▶ [To do]:
Copy, from the entries below, each line where the word "other" can be found.
═════ Listing ═════
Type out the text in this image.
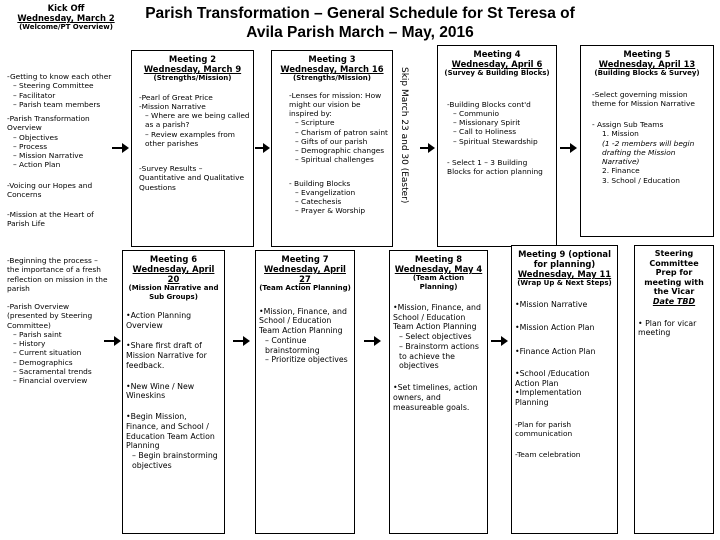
Parish Transformation – General Schedule for St Teresa of Avila Parish March – May, 2016
Kick Off
Wednesday, March 2
(Welcome/PT Overview)
-Getting to know each other
– Steering Committee
– Facilitator
– Parish team members
-Parish Transformation Overview
– Objectives
– Process
– Mission Narrative
– Action Plan
-Voicing our Hopes and Concerns
-Mission at the Heart of Parish Life
-Beginning the process – the importance of a fresh reflection on mission in the parish
-Parish Overview (presented by Steering Committee)
– Parish saint
– History
– Current situation
– Demographics
– Sacramental trends
– Financial overview
Meeting 2
Wednesday, March 9
(Strengths/Mission)
-Pearl of Great Price
-Mission Narrative
– Where are we being called as a parish?
– Review examples from other parishes
-Survey Results – Quantitative and Qualitative Questions
Meeting 3
Wednesday, March 16
(Strengths/Mission)
-Lenses for mission: How might our vision be inspired by:
– Scripture
– Charism of patron saint
– Gifts of our parish
– Demographic changes
– Spiritual challenges
- Building Blocks
– Evangelization
– Catechesis
– Prayer & Worship
Skip March 23 and 30 (Easter)
Meeting 4
Wednesday, April 6
(Survey & Building Blocks)
-Building Blocks cont'd
– Communio
– Missionary Spirit
– Call to Holiness
– Spiritual Stewardship
- Select 1 – 3 Building Blocks for action planning
Meeting 5
Wednesday, April 13
(Building Blocks & Survey)
-Select governing mission theme for Mission Narrative
- Assign Sub Teams
1. Mission
(1 -2 members will begin drafting the Mission Narrative)
2. Finance
3. School / Education
Meeting 6
Wednesday, April 20
(Mission Narrative and Sub Groups)
•Action Planning Overview
•Share first draft of Mission Narrative for feedback.
•New Wine / New Wineskins
•Begin Mission, Finance, and School / Education Team Action Planning
– Begin brainstorming objectives
Meeting 7
Wednesday, April 27
(Team Action Planning)
•Mission, Finance, and School / Education Team Action Planning
– Continue brainstorming
– Prioritize objectives
Meeting 8
Wednesday, May 4
(Team Action Planning)
•Mission, Finance, and School / Education Team Action Planning
– Select objectives
– Brainstorm actions to achieve the objectives
•Set timelines, action owners, and measureable goals.
Meeting 9 (optional for planning)
Wednesday, May 11
(Wrap Up & Next Steps)
•Mission Narrative
•Mission Action Plan
•Finance Action Plan
•School /Education Action Plan
•Implementation Planning
-Plan for parish communication
-Team celebration
Steering Committee Prep for meeting with the Vicar
Date TBD
• Plan for vicar meeting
═════
▶ [Exercise result]:
-Getting to know each other
– Review examples from other parishes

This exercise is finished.